**AIM OF THE TASK**
Reproduce all the lines below exactly and omit the images.

— START STORED ROWS —

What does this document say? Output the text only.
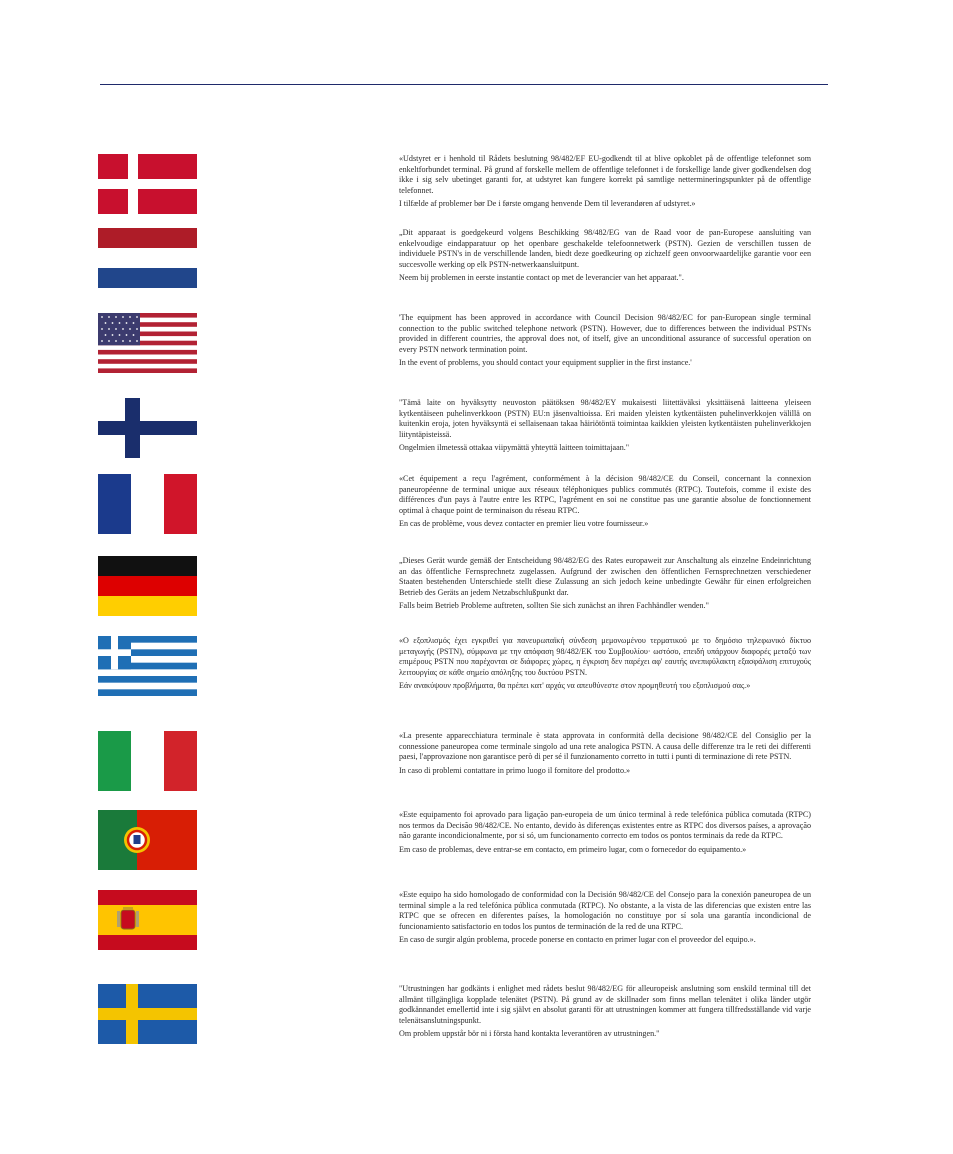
«Udstyret er i henhold til Rådets beslutning 98/482/EF EU-godkendt til at blive opkoblet på de offentlige telefonnet som enkeltforbundet terminal. På grund af forskelle mellem de offentlige telefonnet i de forskellige lande giver godkendelsen dog ikke i sig selv ubetinget garanti for, at udstyret kan fungere korrekt på samtlige nettermineringspunkter på de offentlige telefonnet.

I tilfælde af problemer bør De i første omgang henvende Dem til leverandøren af udstyret.»

„Dit apparaat is goedgekeurd volgens Beschikking 98/482/EG van de Raad voor de pan-Europese aansluiting van enkelvoudige eindapparatuur op het openbare geschakelde telefoonnetwerk (PSTN). Gezien de verschillen tussen de individuele PSTN's in de verschillende landen, biedt deze goedkeuring op zichzelf geen onvoorwaardelijke garantie voor een succesvolle werking op elk PSTN-netwerkaansluitpunt.

Neem bij problemen in eerste instantie contact op met de leverancier van het apparaat.".

'The equipment has been approved in accordance with Council Decision 98/482/EC for pan-European single terminal connection to the public switched telephone network (PSTN). However, due to differences between the individual PSTNs provided in different countries, the approval does not, of itself, give an unconditional assurance of successful operation on every PSTN network termination point.

In the event of problems, you should contact your equipment supplier in the first instance.'

"Tämä laite on hyväksytty neuvoston päätöksen 98/482/EY mukaisesti liitettäväksi yksittäisenä laitteena yleiseen kytkentäiseen puhelinverkkoon (PSTN) EU:n jäsenvaltioissa. Eri maiden yleisten kytkentäisten puhelinverkkojen välillä on kuitenkin eroja, joten hyväksyntä ei sellaisenaan takaa häiriötöntä toimintaa kaikkien yleisten kytkentäisten puhelinverkkojen liityntäpisteissä.

Ongelmien ilmetessä ottakaa viipymättä yhteyttä laitteen toimittajaan."

«Cet équipement a reçu l'agrément, conformément à la décision 98/482/CE du Conseil, concernant la connexion paneuropéenne de terminal unique aux réseaux téléphoniques publics commutés (RTPC). Toutefois, comme il existe des différences d'un pays à l'autre entre les RTPC, l'agrément en soi ne constitue pas une garantie absolue de fonctionnement optimal à chaque point de terminaison du réseau RTPC.

En cas de problème, vous devez contacter en premier lieu votre fournisseur.»

„Dieses Gerät wurde gemäß der Entscheidung 98/482/EG des Rates europaweit zur Anschaltung als einzelne Endeinrichtung an das öffentliche Fernsprechnetz zugelassen. Aufgrund der zwischen den öffentlichen Fernsprechnetzen verschiedener Staaten bestehenden Unterschiede stellt diese Zulassung an sich jedoch keine unbedingte Gewähr für einen erfolgreichen Betrieb des Geräts an jedem Netzabschlußpunkt dar.

Falls beim Betrieb Probleme auftreten, sollten Sie sich zunächst an ihren Fachhändler wenden."

«Ο εξοπλισμός έχει εγκριθεί για πανευρωπαϊκή σύνδεση μεμονωμένου τερματικού με το δημόσιο τηλεφωνικό δίκτυο μεταγωγής (PSTN), σύμφωνα με την απόφαση 98/482/ΕΚ του Συμβουλίου· ωστόσο, επειδή υπάρχουν διαφορές μεταξύ των επιμέρους PSTN που παρέχονται σε διάφορες χώρες, η έγκριση δεν παρέχει αφ' εαυτής ανεπιφύλακτη εξασφάλιση επιτυχούς λειτουργίας σε κάθε σημείο απόληξης του δικτύου PSTN.

Εάν ανακύψουν προβλήματα, θα πρέπει κατ' αρχάς να απευθύνεστε στον προμηθευτή του εξοπλισμού σας.»

«La presente apparecchiatura terminale è stata approvata in conformità della decisione 98/482/CE del Consiglio per la connessione paneuropea come terminale singolo ad una rete analogica PSTN. A causa delle differenze tra le reti dei differenti paesi, l'approvazione non garantisce però di per sé il funzionamento corretto in tutti i punti di terminazione di rete PSTN.

In caso di problemi contattare in primo luogo il fornitore del prodotto.»

«Este equipamento foi aprovado para ligação pan-europeia de um único terminal à rede telefónica pública comutada (RTPC) nos termos da Decisão 98/482/CE. No entanto, devido às diferenças existentes entre as RTPC dos diversos países, a aprovação não garante incondicionalmente, por si só, um funcionamento correcto em todos os pontos terminais da rede da RTPC.

Em caso de problemas, deve entrar-se em contacto, em primeiro lugar, com o fornecedor do equipamento.»

«Este equipo ha sido homologado de conformidad con la Decisión 98/482/CE del Consejo para la conexión paneuropea de un terminal simple a la red telefónica pública conmutada (RTPC). No obstante, a la vista de las diferencias que existen entre las RTPC que se ofrecen en diferentes países, la homologación no constituye por sí sola una garantía incondicional de funcionamiento satisfactorio en todos los puntos de terminación de la red de una RTPC.

En caso de surgir algún problema, procede ponerse en contacto en primer lugar con el proveedor del equipo.».

"Utrustningen har godkänts i enlighet med rådets beslut 98/482/EG för alleuropeisk anslutning som enskild terminal till det allmänt tillgängliga kopplade telenätet (PSTN). På grund av de skillnader som finns mellan telenätet i olika länder utgör godkännandet emellertid inte i sig självt en absolut garanti för att utrustningen kommer att fungera tillfredsställande vid varje telenätsanslutningspunkt.

Om problem uppstår bör ni i första hand kontakta leverantören av utrustningen."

— END STORED ROWS —

**CORRECT RESULT**
What does this document say? Output the text only.
«Udstyret er i henhold til Rådets beslutning 98/482/EF EU-godkendt til at blive opkoblet på de offentlige telefonnet som enkeltforbundet terminal. På grund af forskelle mellem de offentlige telefonnet i de forskellige lande giver godkendelsen dog ikke i sig selv ubetinget garanti for, at udstyret kan fungere korrekt på samtlige nettermineringspunkter på de offentlige telefonnet.

I tilfælde af problemer bør De i første omgang henvende Dem til leverandøren af udstyret.»

„Dit apparaat is goedgekeurd volgens Beschikking 98/482/EG van de Raad voor de pan-Europese aansluiting van enkelvoudige eindapparatuur op het openbare geschakelde telefoonnetwerk (PSTN). Gezien de verschillen tussen de individuele PSTN's in de verschillende landen, biedt deze goedkeuring op zichzelf geen onvoorwaardelijke garantie voor een succesvolle werking op elk PSTN-netwerkaansluitpunt.

Neem bij problemen in eerste instantie contact op met de leverancier van het apparaat.".

'The equipment has been approved in accordance with Council Decision 98/482/EC for pan-European single terminal connection to the public switched telephone network (PSTN). However, due to differences between the individual PSTNs provided in different countries, the approval does not, of itself, give an unconditional assurance of successful operation on every PSTN network termination point.

In the event of problems, you should contact your equipment supplier in the first instance.'

"Tämä laite on hyväksytty neuvoston päätöksen 98/482/EY mukaisesti liitettäväksi yksittäisenä laitteena yleiseen kytkentäiseen puhelinverkkoon (PSTN) EU:n jäsenvaltioissa. Eri maiden yleisten kytkentäisten puhelinverkkojen välillä on kuitenkin eroja, joten hyväksyntä ei sellaisenaan takaa häiriötöntä toimintaa kaikkien yleisten kytkentäisten puhelinverkkojen liityntäpisteissä.

Ongelmien ilmetessä ottakaa viipymättä yhteyttä laitteen toimittajaan."

«Cet équipement a reçu l'agrément, conformément à la décision 98/482/CE du Conseil, concernant la connexion paneuropéenne de terminal unique aux réseaux téléphoniques publics commutés (RTPC). Toutefois, comme il existe des différences d'un pays à l'autre entre les RTPC, l'agrément en soi ne constitue pas une garantie absolue de fonctionnement optimal à chaque point de terminaison du réseau RTPC.

En cas de problème, vous devez contacter en premier lieu votre fournisseur.»

„Dieses Gerät wurde gemäß der Entscheidung 98/482/EG des Rates europaweit zur Anschaltung als einzelne Endeinrichtung an das öffentliche Fernsprechnetz zugelassen. Aufgrund der zwischen den öffentlichen Fernsprechnetzen verschiedener Staaten bestehenden Unterschiede stellt diese Zulassung an sich jedoch keine unbedingte Gewähr für einen erfolgreichen Betrieb des Geräts an jedem Netzabschlußpunkt dar.

Falls beim Betrieb Probleme auftreten, sollten Sie sich zunächst an ihren Fachhändler wenden."

«Ο εξοπλισμός έχει εγκριθεί για πανευρωπαϊκή σύνδεση μεμονωμένου τερματικού με το δημόσιο τηλεφωνικό δίκτυο μεταγωγής (PSTN), σύμφωνα με την απόφαση 98/482/ΕΚ του Συμβουλίου· ωστόσο, επειδή υπάρχουν διαφορές μεταξύ των επιμέρους PSTN που παρέχονται σε διάφορες χώρες, η έγκριση δεν παρέχει αφ' εαυτής ανεπιφύλακτη εξασφάλιση επιτυχούς λειτουργίας σε κάθε σημείο απόληξης του δικτύου PSTN.

Εάν ανακύψουν προβλήματα, θα πρέπει κατ' αρχάς να απευθύνεστε στον προμηθευτή του εξοπλισμού σας.»

«La presente apparecchiatura terminale è stata approvata in conformità della decisione 98/482/CE del Consiglio per la connessione paneuropea come terminale singolo ad una rete analogica PSTN. A causa delle differenze tra le reti dei differenti paesi, l'approvazione non garantisce però di per sé il funzionamento corretto in tutti i punti di terminazione di rete PSTN.

In caso di problemi contattare in primo luogo il fornitore del prodotto.»

«Este equipamento foi aprovado para ligação pan-europeia de um único terminal à rede telefónica pública comutada (RTPC) nos termos da Decisão 98/482/CE. No entanto, devido às diferenças existentes entre as RTPC dos diversos países, a aprovação não garante incondicionalmente, por si só, um funcionamento correcto em todos os pontos terminais da rede da RTPC.

Em caso de problemas, deve entrar-se em contacto, em primeiro lugar, com o fornecedor do equipamento.»

«Este equipo ha sido homologado de conformidad con la Decisión 98/482/CE del Consejo para la conexión paneuropea de un terminal simple a la red telefónica pública conmutada (RTPC). No obstante, a la vista de las diferencias que existen entre las RTPC que se ofrecen en diferentes países, la homologación no constituye por sí sola una garantía incondicional de funcionamiento satisfactorio en todos los puntos de terminación de la red de una RTPC.

En caso de surgir algún problema, procede ponerse en contacto en primer lugar con el proveedor del equipo.».

"Utrustningen har godkänts i enlighet med rådets beslut 98/482/EG för alleuropeisk anslutning som enskild terminal till det allmänt tillgängliga kopplade telenätet (PSTN). På grund av de skillnader som finns mellan telenätet i olika länder utgör godkännandet emellertid inte i sig självt en absolut garanti för att utrustningen kommer att fungera tillfredsställande vid varje telenätsanslutningspunkt.

Om problem uppstår bör ni i första hand kontakta leverantören av utrustningen."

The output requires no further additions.